--- SHORT TASK ---
In the data, extract each line that holds the string "temperato".
-------- PROVIDED DATA
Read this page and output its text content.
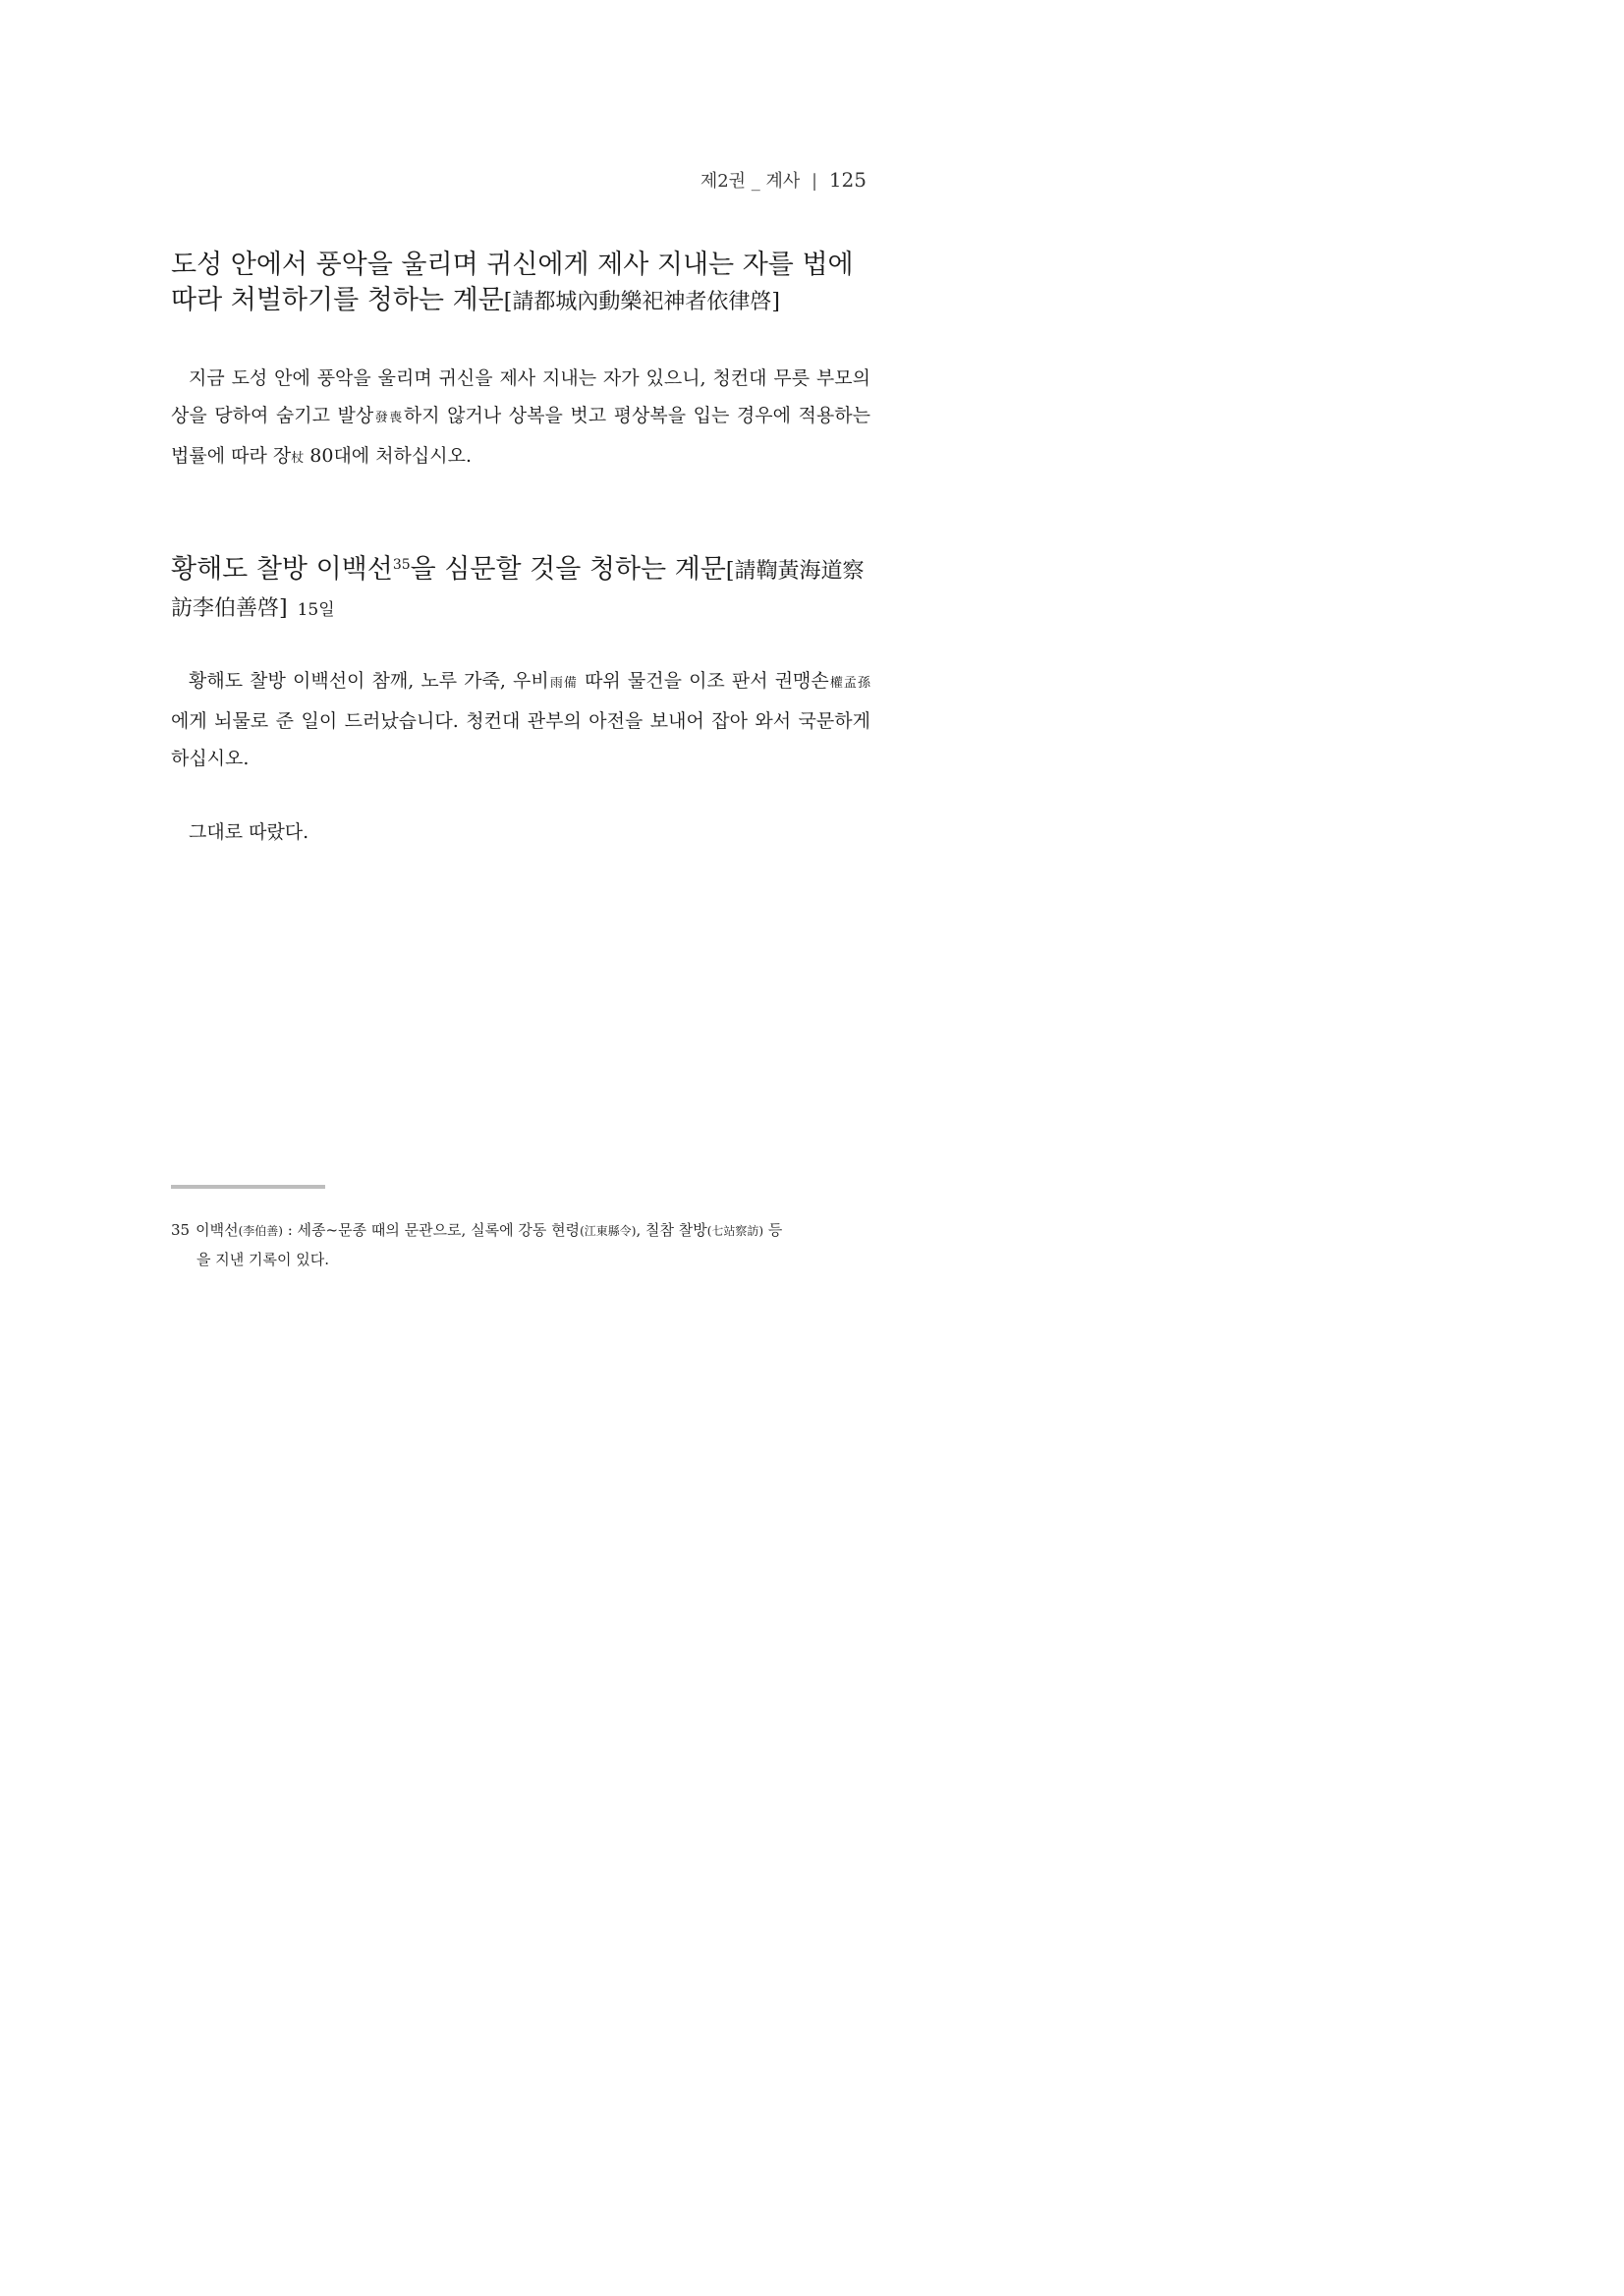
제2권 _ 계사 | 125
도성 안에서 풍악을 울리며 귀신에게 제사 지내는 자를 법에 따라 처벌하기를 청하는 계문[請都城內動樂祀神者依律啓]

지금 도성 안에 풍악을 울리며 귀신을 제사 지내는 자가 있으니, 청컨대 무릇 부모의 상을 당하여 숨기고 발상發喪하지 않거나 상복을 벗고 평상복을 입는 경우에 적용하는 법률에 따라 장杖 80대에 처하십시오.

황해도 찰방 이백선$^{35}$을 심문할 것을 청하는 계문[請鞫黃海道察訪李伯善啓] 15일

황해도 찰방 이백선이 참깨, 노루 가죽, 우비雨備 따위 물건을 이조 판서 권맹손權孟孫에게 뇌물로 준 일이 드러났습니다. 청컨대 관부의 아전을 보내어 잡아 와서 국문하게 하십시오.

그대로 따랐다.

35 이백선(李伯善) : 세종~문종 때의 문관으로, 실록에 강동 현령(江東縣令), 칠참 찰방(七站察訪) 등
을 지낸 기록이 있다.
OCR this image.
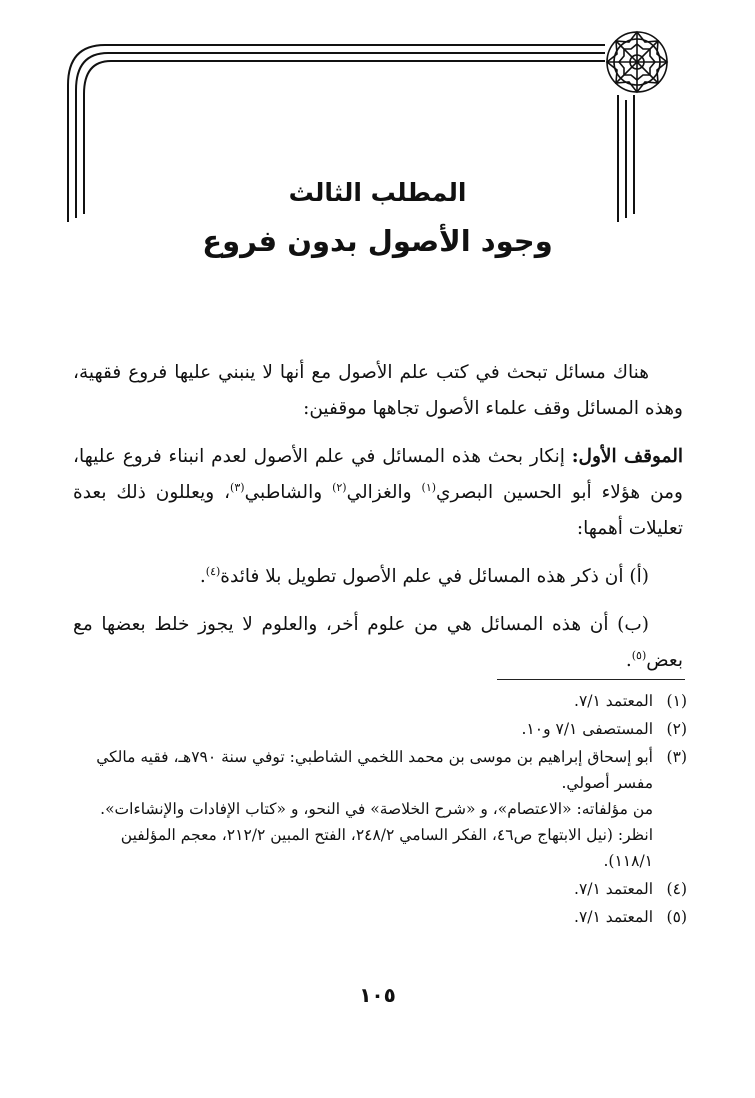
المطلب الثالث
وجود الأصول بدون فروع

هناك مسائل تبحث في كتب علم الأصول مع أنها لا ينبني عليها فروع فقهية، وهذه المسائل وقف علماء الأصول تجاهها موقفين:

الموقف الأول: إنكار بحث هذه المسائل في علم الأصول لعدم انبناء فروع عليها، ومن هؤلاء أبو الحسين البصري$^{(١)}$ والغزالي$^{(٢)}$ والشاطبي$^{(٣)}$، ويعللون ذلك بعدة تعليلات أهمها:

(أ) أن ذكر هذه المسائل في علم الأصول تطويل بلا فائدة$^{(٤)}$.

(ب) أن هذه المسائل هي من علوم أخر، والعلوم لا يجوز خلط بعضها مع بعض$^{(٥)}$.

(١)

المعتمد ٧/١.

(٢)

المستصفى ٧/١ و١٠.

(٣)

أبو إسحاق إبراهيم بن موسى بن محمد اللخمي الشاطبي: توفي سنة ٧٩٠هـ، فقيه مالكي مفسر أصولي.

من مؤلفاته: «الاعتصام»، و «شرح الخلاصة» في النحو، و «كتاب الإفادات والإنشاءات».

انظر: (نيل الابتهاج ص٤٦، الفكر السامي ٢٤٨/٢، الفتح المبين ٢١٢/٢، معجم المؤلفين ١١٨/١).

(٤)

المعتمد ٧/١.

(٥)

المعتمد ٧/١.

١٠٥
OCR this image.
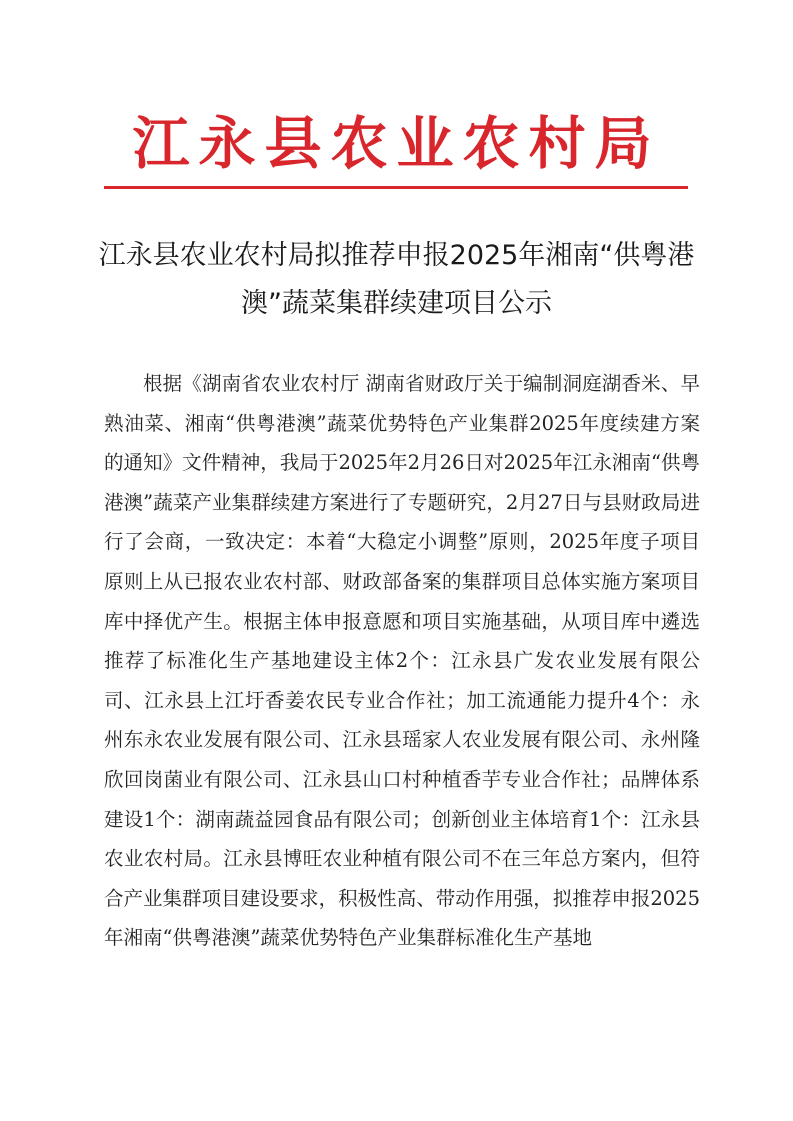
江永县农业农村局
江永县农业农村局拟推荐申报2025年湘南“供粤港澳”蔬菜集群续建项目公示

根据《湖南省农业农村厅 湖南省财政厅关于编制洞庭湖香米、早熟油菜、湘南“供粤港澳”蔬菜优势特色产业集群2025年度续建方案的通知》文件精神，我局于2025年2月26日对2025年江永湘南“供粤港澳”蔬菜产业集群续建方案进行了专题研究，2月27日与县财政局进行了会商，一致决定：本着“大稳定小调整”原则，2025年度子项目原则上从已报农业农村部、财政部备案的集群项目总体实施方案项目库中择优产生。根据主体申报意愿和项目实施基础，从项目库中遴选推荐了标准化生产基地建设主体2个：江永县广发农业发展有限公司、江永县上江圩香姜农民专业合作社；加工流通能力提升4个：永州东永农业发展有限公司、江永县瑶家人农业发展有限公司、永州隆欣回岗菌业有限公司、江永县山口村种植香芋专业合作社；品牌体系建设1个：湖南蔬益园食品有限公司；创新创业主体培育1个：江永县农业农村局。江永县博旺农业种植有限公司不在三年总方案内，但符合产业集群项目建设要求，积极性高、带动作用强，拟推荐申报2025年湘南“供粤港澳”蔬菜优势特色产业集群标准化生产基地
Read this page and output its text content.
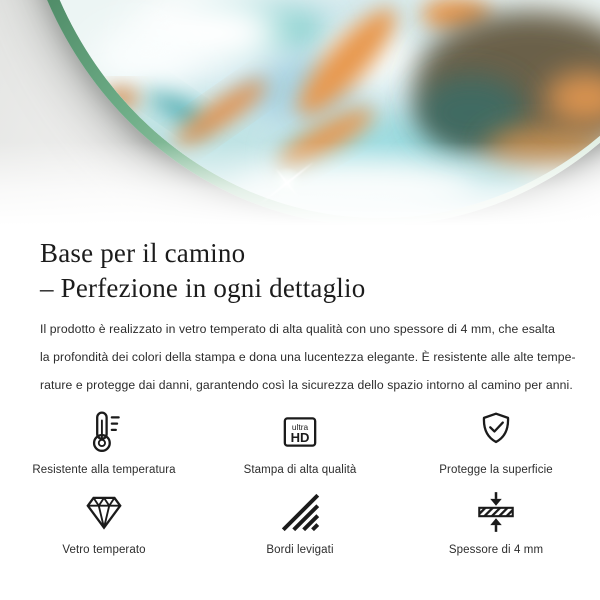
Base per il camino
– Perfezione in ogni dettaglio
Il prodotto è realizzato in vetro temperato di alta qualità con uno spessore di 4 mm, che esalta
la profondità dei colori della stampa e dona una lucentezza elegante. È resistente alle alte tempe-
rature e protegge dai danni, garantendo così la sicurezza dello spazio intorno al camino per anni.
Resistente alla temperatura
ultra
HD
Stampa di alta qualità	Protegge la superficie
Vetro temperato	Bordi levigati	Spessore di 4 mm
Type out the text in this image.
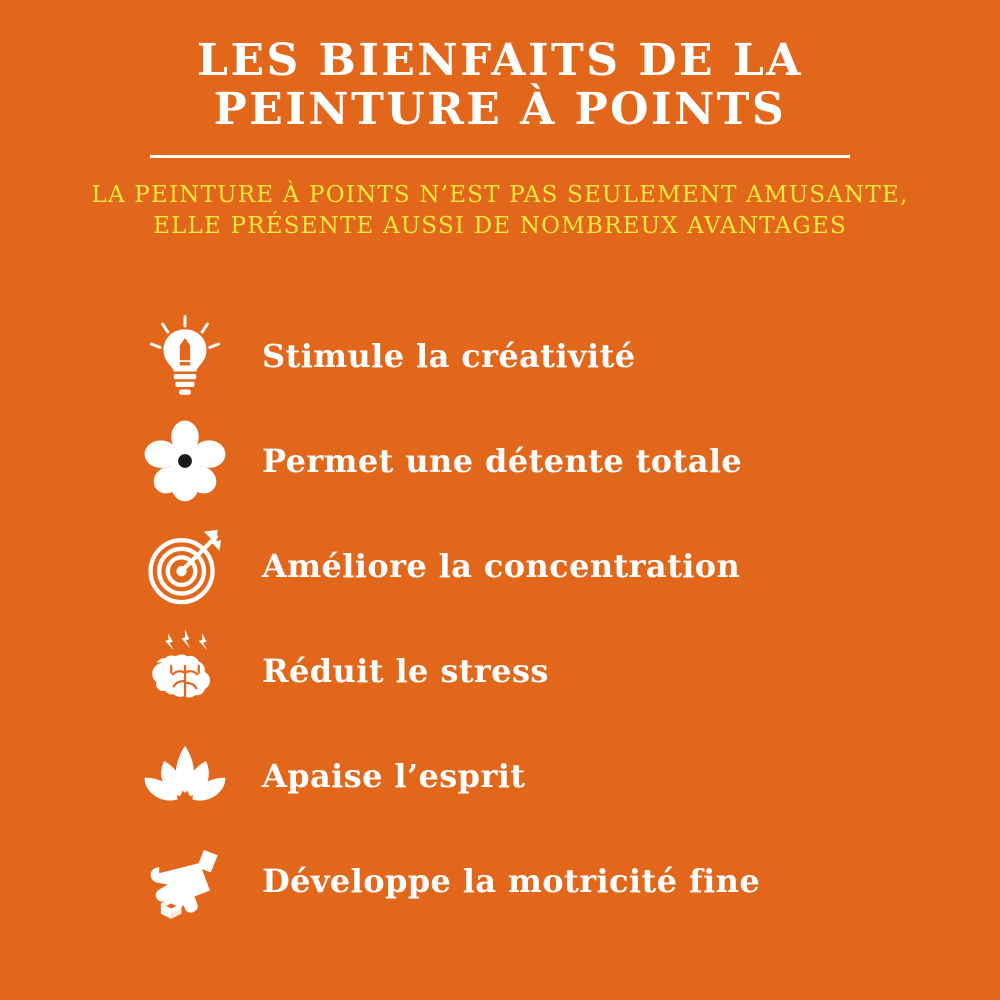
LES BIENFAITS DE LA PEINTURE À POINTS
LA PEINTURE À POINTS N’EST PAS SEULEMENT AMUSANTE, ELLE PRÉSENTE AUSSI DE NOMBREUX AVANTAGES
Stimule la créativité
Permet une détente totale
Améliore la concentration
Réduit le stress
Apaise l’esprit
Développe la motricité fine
----------------
--- OUTPUT OF THE EXERCISE ---
Il prodotto è realizzato in vetro temperato di alta qualità con uno spessore di 4 mm, che esalta
Vetro temperato	Bordi levigati	Spessore di 4 mm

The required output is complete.